*Exercise task*
Quote all of the entries word for word.

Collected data
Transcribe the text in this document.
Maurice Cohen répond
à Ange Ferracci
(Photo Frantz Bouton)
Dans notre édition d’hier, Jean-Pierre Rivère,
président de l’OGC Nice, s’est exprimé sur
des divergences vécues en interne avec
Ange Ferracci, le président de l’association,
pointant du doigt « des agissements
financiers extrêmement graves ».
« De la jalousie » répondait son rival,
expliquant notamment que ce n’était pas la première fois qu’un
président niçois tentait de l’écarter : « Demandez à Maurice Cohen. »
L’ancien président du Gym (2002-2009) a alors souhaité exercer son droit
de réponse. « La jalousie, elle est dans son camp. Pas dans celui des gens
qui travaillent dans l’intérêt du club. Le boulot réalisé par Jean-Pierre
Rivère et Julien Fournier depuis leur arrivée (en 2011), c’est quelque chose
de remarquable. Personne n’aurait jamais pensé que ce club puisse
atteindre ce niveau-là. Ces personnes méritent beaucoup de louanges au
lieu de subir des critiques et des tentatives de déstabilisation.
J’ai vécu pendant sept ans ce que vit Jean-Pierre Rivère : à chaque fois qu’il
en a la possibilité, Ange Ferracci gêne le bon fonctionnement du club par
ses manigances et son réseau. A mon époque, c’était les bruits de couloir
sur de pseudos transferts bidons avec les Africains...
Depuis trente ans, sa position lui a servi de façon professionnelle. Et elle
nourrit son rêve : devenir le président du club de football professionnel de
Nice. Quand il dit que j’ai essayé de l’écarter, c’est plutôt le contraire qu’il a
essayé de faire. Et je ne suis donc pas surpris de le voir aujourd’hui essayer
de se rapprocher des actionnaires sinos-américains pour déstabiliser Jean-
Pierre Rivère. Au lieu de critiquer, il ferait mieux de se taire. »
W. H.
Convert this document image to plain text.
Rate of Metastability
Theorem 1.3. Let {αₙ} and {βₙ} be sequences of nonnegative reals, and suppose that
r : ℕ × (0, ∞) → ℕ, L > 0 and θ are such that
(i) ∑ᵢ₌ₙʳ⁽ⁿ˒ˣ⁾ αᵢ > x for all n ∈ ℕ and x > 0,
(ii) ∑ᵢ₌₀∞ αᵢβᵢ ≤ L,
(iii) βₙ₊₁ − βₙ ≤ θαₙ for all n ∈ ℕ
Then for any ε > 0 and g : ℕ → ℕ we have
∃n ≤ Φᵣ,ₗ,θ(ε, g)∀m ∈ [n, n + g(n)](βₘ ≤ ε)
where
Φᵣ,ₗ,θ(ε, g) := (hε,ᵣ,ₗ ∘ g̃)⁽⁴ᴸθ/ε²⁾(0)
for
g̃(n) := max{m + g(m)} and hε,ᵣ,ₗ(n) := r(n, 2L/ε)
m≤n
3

*Reply*
Transcribe the text in this document.
Maurice Cohen répond
à Ange Ferracci
(Photo Frantz Bouton)
Dans notre édition d’hier, Jean-Pierre Rivère,
président de l’OGC Nice, s’est exprimé sur
des divergences vécues en interne avec
Ange Ferracci, le président de l’association,
pointant du doigt « des agissements
financiers extrêmement graves ».
« De la jalousie » répondait son rival,
expliquant notamment que ce n’était pas la première fois qu’un
président niçois tentait de l’écarter : « Demandez à Maurice Cohen. »
L’ancien président du Gym (2002-2009) a alors souhaité exercer son droit
de réponse. « La jalousie, elle est dans son camp. Pas dans celui des gens
qui travaillent dans l’intérêt du club. Le boulot réalisé par Jean-Pierre
Rivère et Julien Fournier depuis leur arrivée (en 2011), c’est quelque chose
de remarquable. Personne n’aurait jamais pensé que ce club puisse
atteindre ce niveau-là. Ces personnes méritent beaucoup de louanges au
lieu de subir des critiques et des tentatives de déstabilisation.
J’ai vécu pendant sept ans ce que vit Jean-Pierre Rivère : à chaque fois qu’il
en a la possibilité, Ange Ferracci gêne le bon fonctionnement du club par
ses manigances et son réseau. A mon époque, c’était les bruits de couloir
sur de pseudos transferts bidons avec les Africains...
Depuis trente ans, sa position lui a servi de façon professionnelle. Et elle
nourrit son rêve : devenir le président du club de football professionnel de
Nice. Quand il dit que j’ai essayé de l’écarter, c’est plutôt le contraire qu’il a
essayé de faire. Et je ne suis donc pas surpris de le voir aujourd’hui essayer
de se rapprocher des actionnaires sinos-américains pour déstabiliser Jean-
Pierre Rivère. Au lieu de critiquer, il ferait mieux de se taire. »
W. H.
Convert this document image to plain text.
Rate of Metastability
Theorem 1.3. Let {αₙ} and {βₙ} be sequences of nonnegative reals, and suppose that
r : ℕ × (0, ∞) → ℕ, L > 0 and θ are such that
(i) ∑ᵢ₌ₙʳ⁽ⁿ˒ˣ⁾ αᵢ > x for all n ∈ ℕ and x > 0,
(ii) ∑ᵢ₌₀∞ αᵢβᵢ ≤ L,
(iii) βₙ₊₁ − βₙ ≤ θαₙ for all n ∈ ℕ
Then for any ε > 0 and g : ℕ → ℕ we have
∃n ≤ Φᵣ,ₗ,θ(ε, g)∀m ∈ [n, n + g(n)](βₘ ≤ ε)
where
Φᵣ,ₗ,θ(ε, g) := (hε,ᵣ,ₗ ∘ g̃)⁽⁴ᴸθ/ε²⁾(0)
for
g̃(n) := max{m + g(m)} and hε,ᵣ,ₗ(n) := r(n, 2L/ε)
m≤n
3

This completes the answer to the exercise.